:: TASK TO CARRY OUT ::
Take the listing and print it in full, exactly as given.

------------------------------

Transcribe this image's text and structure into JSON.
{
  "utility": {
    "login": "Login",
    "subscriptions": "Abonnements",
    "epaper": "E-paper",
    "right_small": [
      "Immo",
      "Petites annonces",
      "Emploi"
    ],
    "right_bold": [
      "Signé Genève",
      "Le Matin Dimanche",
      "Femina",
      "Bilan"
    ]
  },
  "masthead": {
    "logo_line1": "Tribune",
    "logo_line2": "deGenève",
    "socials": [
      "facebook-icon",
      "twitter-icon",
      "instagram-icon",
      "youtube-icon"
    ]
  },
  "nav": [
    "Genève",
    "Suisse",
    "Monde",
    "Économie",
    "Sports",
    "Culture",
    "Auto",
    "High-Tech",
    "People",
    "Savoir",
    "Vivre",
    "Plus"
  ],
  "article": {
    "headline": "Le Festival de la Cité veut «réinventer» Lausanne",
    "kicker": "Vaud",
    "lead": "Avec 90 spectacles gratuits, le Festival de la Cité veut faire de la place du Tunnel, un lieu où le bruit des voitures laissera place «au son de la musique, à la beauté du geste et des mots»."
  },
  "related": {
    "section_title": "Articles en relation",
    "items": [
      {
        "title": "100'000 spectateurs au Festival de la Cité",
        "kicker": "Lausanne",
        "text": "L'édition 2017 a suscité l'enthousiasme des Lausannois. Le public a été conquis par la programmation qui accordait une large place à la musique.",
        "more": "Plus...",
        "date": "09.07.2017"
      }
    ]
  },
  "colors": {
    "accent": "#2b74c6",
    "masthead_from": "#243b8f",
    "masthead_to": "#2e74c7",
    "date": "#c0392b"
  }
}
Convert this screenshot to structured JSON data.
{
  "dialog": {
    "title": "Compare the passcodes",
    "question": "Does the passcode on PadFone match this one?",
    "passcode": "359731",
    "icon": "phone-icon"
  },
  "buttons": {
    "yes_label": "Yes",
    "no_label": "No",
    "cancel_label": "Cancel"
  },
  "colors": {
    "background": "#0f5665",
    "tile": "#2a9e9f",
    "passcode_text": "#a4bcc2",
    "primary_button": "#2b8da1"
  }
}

------------------------------

:: ANSWER FOR THIS EXERCISE ::
Transcribe this image's text and structure into JSON.
{
  "utility": {
    "login": "Login",
    "subscriptions": "Abonnements",
    "epaper": "E-paper",
    "right_small": [
      "Immo",
      "Petites annonces",
      "Emploi"
    ],
    "right_bold": [
      "Signé Genève",
      "Le Matin Dimanche",
      "Femina",
      "Bilan"
    ]
  },
  "masthead": {
    "logo_line1": "Tribune",
    "logo_line2": "deGenève",
    "socials": [
      "facebook-icon",
      "twitter-icon",
      "instagram-icon",
      "youtube-icon"
    ]
  },
  "nav": [
    "Genève",
    "Suisse",
    "Monde",
    "Économie",
    "Sports",
    "Culture",
    "Auto",
    "High-Tech",
    "People",
    "Savoir",
    "Vivre",
    "Plus"
  ],
  "article": {
    "headline": "Le Festival de la Cité veut «réinventer» Lausanne",
    "kicker": "Vaud",
    "lead": "Avec 90 spectacles gratuits, le Festival de la Cité veut faire de la place du Tunnel, un lieu où le bruit des voitures laissera place «au son de la musique, à la beauté du geste et des mots»."
  },
  "related": {
    "section_title": "Articles en relation",
    "items": [
      {
        "title": "100'000 spectateurs au Festival de la Cité",
        "kicker": "Lausanne",
        "text": "L'édition 2017 a suscité l'enthousiasme des Lausannois. Le public a été conquis par la programmation qui accordait une large place à la musique.",
        "more": "Plus...",
        "date": "09.07.2017"
      }
    ]
  },
  "colors": {
    "accent": "#2b74c6",
    "masthead_from": "#243b8f",
    "masthead_to": "#2e74c7",
    "date": "#c0392b"
  }
}
Convert this screenshot to structured JSON data.
{
  "dialog": {
    "title": "Compare the passcodes",
    "question": "Does the passcode on PadFone match this one?",
    "passcode": "359731",
    "icon": "phone-icon"
  },
  "buttons": {
    "yes_label": "Yes",
    "no_label": "No",
    "cancel_label": "Cancel"
  },
  "colors": {
    "background": "#0f5665",
    "tile": "#2a9e9f",
    "passcode_text": "#a4bcc2",
    "primary_button": "#2b8da1"
  }
}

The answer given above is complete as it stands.